Stored data:
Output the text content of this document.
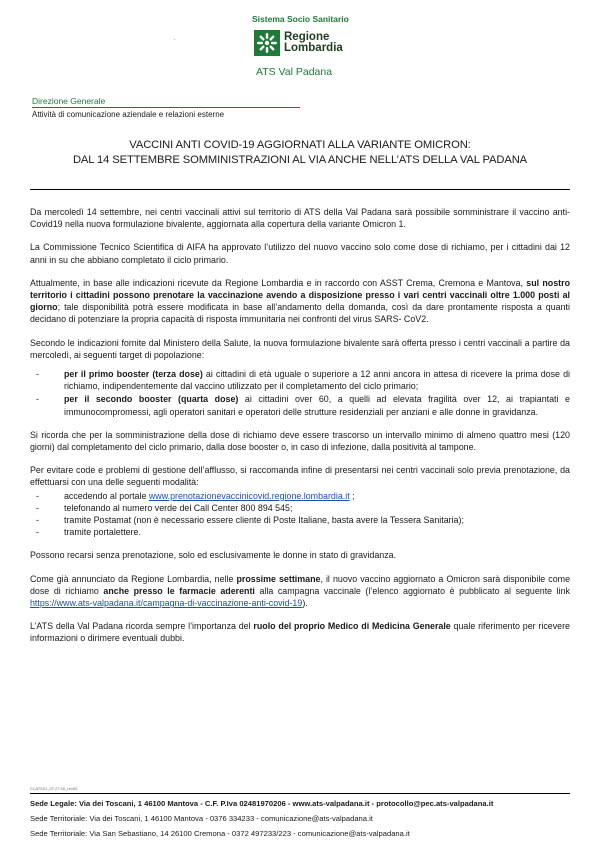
.
Sistema Socio Sanitario
Regione
Lombardia
ATS Val Padana
Direzione Generale
Attività di comunicazione aziendale e relazioni esterne
VACCINI ANTI COVID-19 AGGIORNATI ALLA VARIANTE OMICRON:
DAL 14 SETTEMBRE SOMMINISTRAZIONI AL VIA ANCHE NELL’ATS DELLA VAL PADANA

Da mercoledì 14 settembre, nei centri vaccinali attivi sul territorio di ATS della Val Padana sarà possibile somministrare il vaccino anti-Covid19 nella nuova formulazione bivalente, aggiornata alla copertura della variante Omicron 1.

La Commissione Tecnico Scientifica di AIFA ha approvato l’utilizzo del nuovo vaccino solo come dose di richiamo, per i cittadini dai 12 anni in su che abbiano completato il ciclo primario.

Attualmente, in base alle indicazioni ricevute da Regione Lombardia e in raccordo con ASST Crema, Cremona e Mantova, sul nostro territorio i cittadini possono prenotare la vaccinazione avendo a disposizione presso i vari centri vaccinali oltre 1.000 posti al giorno; tale disponibilità potrà essere modificata in base all’andamento della domanda, così da dare prontamente risposta a quanti decidano di potenziare la propria capacità di risposta immunitaria nei confronti del virus SARS- CoV2.

Secondo le indicazioni fornite dal Ministero della Salute, la nuova formulazione bivalente sarà offerta presso i centri vaccinali a partire da mercoledì, ai seguenti target di popolazione:

- per il primo booster (terza dose) ai cittadini di età uguale o superiore a 12 anni ancora in attesa di ricevere la prima dose di richiamo, indipendentemente dal vaccino utilizzato per il completamento del ciclo primario;
- per il secondo booster (quarta dose) ai cittadini over 60, a quelli ad elevata fragilità over 12, ai trapiantati e immunocompromessi, agli operatori sanitari e operatori delle strutture residenziali per anziani e alle donne in gravidanza.

Si ricorda che per la somministrazione della dose di richiamo deve essere trascorso un intervallo minimo di almeno quattro mesi (120 giorni) dal completamento del ciclo primario, dalla dose booster o, in caso di infezione, dalla positività al tampone.

Per evitare code e problemi di gestione dell’afflusso, si raccomanda infine di presentarsi nei centri vaccinali solo previa prenotazione, da effettuarsi con una delle seguenti modalità:

- accedendo al portale www.prenotazionevaccinicovid.regione.lombardia.it ;
- telefonando al numero verde del Call Center 800 894 545;
- tramite Postamat (non è necessario essere cliente di Poste Italiane, basta avere la Tessera Sanitaria);
- tramite portalettere.

Possono recarsi senza prenotazione, solo ed esclusivamente le donne in stato di gravidanza.

Come già annunciato da Regione Lombardia, nelle prossime settimane, il nuovo vaccino aggiornato a Omicron sarà disponibile come dose di richiamo anche presso le farmacie aderenti alla campagna vaccinale (l’elenco aggiornato è pubblicato al seguente link https://www.ats-valpadana.it/campagna-di-vaccinazione-anti-covid-19).

L’ATS della Val Padana ricorda sempre l’importanza del ruolo del proprio Medico di Medicina Generale quale riferimento per ricevere informazioni o dirimere eventuali dubbi.

CI-ATS21_07.27.00_rev00
Sede Legale: Via dei Toscani, 1 46100 Mantova - C.F. P.Iva 02481970206 - www.ats-valpadana.it - protocollo@pec.ats-valpadana.it
Sede Territoriale: Via dei Toscani, 1 46100 Mantova - 0376 334233 - comunicazione@ats-valpadana.it
Sede Territoriale: Via San Sebastiano, 14 26100 Cremona - 0372 497233/223 - comunicazione@ats-valpadana.it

◆ **WHAT YOU HAVE TO DO**
Isolate the lines above that contain the word "Sede" and copy them.

◆ **RESULT FOR THIS TASK**
Sede Legale: Via dei Toscani, 1 46100 Mantova - C.F. P.Iva 02481970206 - www.ats-valpadana.it - protocollo@pec.ats-valpadana.it
Sede Territoriale: Via dei Toscani, 1 46100 Mantova - 0376 334233 - comunicazione@ats-valpadana.it
Sede Territoriale: Via San Sebastiano, 14 26100 Cremona - 0372 497233/223 - comunicazione@ats-valpadana.it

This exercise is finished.